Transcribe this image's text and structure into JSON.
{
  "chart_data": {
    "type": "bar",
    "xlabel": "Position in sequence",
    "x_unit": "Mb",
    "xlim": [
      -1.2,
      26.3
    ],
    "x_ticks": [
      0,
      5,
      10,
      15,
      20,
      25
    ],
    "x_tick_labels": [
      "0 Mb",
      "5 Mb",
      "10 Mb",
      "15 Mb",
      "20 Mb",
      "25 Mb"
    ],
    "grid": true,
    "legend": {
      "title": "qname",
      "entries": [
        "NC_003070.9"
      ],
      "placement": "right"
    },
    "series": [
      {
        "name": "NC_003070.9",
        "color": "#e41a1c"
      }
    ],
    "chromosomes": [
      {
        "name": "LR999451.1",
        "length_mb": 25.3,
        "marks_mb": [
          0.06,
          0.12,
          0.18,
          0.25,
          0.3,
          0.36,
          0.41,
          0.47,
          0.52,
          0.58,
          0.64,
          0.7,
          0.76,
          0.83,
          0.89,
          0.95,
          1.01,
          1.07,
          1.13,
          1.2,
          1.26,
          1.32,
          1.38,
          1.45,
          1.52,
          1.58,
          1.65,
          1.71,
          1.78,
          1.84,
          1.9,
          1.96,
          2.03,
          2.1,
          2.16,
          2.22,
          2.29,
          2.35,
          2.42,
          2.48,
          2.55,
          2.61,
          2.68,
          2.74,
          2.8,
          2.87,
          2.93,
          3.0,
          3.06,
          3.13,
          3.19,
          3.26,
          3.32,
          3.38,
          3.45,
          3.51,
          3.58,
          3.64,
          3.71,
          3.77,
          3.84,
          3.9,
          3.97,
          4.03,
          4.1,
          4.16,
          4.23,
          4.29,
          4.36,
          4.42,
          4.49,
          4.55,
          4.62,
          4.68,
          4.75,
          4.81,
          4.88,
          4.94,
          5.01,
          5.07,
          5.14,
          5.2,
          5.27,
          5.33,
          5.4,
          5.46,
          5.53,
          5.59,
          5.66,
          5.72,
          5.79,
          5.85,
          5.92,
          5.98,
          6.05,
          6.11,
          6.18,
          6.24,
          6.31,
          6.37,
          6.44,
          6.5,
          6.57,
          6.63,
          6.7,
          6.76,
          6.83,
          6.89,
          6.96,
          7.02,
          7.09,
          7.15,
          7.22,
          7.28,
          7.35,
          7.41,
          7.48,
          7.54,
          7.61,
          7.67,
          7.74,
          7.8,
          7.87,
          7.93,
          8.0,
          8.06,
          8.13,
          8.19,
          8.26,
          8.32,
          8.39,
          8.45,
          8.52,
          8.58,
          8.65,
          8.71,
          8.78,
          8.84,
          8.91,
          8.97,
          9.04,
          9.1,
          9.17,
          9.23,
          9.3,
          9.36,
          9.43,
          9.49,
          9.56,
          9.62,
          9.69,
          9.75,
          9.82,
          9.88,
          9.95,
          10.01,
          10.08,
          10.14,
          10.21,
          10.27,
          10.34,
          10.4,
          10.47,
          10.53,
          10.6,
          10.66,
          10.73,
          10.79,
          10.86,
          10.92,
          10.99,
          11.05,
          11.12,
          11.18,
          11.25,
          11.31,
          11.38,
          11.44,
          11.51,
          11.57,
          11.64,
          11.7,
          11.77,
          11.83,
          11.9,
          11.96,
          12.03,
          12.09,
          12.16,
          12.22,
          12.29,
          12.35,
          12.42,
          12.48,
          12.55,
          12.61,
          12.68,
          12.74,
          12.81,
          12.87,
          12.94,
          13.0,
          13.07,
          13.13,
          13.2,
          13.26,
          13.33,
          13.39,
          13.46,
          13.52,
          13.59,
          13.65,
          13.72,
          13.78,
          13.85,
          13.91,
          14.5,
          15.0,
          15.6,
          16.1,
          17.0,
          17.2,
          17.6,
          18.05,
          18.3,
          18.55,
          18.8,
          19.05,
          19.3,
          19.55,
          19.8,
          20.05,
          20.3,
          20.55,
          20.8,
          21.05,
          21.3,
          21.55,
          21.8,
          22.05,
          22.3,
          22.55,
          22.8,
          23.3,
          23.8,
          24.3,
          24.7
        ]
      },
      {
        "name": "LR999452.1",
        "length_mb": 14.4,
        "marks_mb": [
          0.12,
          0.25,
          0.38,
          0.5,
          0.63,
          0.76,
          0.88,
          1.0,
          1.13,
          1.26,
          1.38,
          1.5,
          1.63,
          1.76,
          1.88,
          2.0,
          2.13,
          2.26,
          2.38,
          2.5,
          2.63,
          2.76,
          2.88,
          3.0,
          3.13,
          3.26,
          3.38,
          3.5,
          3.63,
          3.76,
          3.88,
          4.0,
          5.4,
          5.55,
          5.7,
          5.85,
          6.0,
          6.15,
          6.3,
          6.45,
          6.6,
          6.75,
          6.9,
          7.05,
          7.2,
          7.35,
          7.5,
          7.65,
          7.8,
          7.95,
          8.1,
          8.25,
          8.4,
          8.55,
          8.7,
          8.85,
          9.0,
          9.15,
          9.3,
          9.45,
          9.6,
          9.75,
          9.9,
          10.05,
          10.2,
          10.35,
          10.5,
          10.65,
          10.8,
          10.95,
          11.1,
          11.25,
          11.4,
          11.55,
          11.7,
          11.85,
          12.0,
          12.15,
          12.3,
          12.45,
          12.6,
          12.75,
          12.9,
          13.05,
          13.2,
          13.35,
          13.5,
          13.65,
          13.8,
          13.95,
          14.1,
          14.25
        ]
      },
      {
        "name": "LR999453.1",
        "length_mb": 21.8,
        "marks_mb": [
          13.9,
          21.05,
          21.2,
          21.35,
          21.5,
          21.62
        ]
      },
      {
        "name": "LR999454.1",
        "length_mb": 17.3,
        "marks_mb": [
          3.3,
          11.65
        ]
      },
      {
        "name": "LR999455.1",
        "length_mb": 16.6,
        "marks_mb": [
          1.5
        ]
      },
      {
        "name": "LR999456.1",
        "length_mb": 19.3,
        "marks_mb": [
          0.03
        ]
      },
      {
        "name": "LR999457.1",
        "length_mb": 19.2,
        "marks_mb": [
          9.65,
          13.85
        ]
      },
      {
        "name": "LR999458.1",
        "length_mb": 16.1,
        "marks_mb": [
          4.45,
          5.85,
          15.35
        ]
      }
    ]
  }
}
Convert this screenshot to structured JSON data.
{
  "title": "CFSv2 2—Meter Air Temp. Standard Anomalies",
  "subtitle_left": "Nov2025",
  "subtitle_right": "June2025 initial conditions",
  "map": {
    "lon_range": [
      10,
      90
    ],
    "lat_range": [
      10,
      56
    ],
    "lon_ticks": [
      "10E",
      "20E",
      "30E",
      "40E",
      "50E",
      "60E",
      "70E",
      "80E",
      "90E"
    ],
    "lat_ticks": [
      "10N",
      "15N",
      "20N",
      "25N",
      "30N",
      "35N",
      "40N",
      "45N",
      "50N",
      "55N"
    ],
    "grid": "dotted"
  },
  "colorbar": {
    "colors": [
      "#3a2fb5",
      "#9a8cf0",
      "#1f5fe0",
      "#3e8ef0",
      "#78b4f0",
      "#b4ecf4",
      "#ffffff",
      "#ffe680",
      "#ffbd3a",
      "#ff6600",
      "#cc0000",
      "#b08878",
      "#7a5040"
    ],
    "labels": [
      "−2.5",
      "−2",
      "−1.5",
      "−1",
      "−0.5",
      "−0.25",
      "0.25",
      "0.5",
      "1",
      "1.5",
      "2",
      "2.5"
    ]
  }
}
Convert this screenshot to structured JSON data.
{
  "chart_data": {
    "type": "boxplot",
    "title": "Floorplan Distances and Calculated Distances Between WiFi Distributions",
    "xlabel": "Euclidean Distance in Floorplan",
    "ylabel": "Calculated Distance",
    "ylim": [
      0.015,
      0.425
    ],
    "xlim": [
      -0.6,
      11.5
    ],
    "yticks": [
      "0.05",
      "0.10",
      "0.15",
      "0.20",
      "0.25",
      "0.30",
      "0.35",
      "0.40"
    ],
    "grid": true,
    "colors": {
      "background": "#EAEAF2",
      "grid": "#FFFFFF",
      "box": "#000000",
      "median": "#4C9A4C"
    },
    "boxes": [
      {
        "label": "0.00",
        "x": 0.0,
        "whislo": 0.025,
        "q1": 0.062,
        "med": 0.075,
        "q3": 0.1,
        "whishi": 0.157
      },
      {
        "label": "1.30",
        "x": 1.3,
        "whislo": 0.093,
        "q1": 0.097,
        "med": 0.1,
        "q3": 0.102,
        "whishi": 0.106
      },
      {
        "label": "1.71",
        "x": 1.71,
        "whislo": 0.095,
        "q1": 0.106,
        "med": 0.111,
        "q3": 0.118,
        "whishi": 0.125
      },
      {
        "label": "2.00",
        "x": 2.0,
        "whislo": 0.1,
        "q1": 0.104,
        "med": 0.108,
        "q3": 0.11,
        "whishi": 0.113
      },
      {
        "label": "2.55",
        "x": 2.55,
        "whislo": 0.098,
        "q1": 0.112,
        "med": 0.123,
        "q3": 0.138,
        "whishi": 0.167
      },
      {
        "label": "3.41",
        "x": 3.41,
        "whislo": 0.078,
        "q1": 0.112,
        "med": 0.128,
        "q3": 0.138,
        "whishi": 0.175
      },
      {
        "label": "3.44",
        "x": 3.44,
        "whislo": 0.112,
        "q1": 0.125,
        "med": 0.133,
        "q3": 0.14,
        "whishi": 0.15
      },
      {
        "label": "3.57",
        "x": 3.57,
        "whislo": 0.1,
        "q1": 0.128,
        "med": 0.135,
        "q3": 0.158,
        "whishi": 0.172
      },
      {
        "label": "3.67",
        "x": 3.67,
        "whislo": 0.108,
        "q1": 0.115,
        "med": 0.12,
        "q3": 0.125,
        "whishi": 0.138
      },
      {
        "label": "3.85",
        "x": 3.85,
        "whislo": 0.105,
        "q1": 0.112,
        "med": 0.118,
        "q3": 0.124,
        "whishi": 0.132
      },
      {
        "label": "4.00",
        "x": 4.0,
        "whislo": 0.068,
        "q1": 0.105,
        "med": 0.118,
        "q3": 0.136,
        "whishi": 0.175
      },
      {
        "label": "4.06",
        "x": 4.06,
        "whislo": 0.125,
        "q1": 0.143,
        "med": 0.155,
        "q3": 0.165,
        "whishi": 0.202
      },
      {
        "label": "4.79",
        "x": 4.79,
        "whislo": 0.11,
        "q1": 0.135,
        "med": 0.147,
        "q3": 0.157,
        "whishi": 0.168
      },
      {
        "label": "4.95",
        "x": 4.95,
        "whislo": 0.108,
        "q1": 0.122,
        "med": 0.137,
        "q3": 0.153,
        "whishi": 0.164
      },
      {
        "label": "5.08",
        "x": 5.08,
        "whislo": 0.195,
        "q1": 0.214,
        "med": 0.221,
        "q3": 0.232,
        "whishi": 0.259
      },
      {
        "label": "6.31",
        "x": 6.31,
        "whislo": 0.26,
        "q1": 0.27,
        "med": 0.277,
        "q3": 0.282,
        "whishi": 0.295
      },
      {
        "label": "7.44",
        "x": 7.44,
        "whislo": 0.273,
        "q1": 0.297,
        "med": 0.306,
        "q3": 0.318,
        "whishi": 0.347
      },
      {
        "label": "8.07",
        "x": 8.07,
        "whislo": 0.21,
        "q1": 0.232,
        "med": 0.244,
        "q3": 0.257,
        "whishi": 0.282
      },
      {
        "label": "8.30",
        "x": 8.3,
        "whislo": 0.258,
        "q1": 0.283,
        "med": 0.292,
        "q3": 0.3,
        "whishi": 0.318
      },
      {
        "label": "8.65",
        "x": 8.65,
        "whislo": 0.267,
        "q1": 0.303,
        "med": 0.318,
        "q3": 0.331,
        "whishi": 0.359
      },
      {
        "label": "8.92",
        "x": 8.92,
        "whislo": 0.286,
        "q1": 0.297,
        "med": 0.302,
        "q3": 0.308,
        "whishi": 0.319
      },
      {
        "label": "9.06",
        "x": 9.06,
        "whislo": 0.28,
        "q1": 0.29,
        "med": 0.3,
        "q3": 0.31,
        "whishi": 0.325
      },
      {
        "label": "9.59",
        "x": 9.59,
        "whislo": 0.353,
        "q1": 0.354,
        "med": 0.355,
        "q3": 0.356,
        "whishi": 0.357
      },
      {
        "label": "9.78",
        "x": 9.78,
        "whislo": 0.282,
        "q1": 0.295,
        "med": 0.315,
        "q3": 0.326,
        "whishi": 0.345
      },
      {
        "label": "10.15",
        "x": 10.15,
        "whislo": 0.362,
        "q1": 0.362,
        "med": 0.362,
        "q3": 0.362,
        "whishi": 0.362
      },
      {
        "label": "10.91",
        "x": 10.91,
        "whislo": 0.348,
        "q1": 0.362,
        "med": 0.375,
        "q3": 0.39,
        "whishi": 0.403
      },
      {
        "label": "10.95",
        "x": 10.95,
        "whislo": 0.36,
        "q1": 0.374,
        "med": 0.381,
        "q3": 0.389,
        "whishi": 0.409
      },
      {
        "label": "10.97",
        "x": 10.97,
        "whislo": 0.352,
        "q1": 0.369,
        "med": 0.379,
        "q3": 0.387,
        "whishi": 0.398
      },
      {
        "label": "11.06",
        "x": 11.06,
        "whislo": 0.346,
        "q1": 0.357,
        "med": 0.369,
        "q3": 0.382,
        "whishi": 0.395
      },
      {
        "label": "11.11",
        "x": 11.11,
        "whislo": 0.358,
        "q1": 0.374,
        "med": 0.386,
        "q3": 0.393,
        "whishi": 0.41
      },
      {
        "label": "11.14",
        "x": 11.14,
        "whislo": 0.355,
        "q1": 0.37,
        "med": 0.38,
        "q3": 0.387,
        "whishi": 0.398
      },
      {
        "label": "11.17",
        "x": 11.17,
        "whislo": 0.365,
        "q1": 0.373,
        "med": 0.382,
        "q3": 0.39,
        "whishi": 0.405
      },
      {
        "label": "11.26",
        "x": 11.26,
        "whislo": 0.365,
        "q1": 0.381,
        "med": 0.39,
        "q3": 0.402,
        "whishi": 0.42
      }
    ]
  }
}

_PROBLEM TO SOLVE:_ Read the data above and pull out each line that holds the string "Calculated".

_WRITTEN REPLY:_
    "title": "Floorplan Distances and Calculated Distances Between WiFi Distributions",
    "ylabel": "Calculated Distance",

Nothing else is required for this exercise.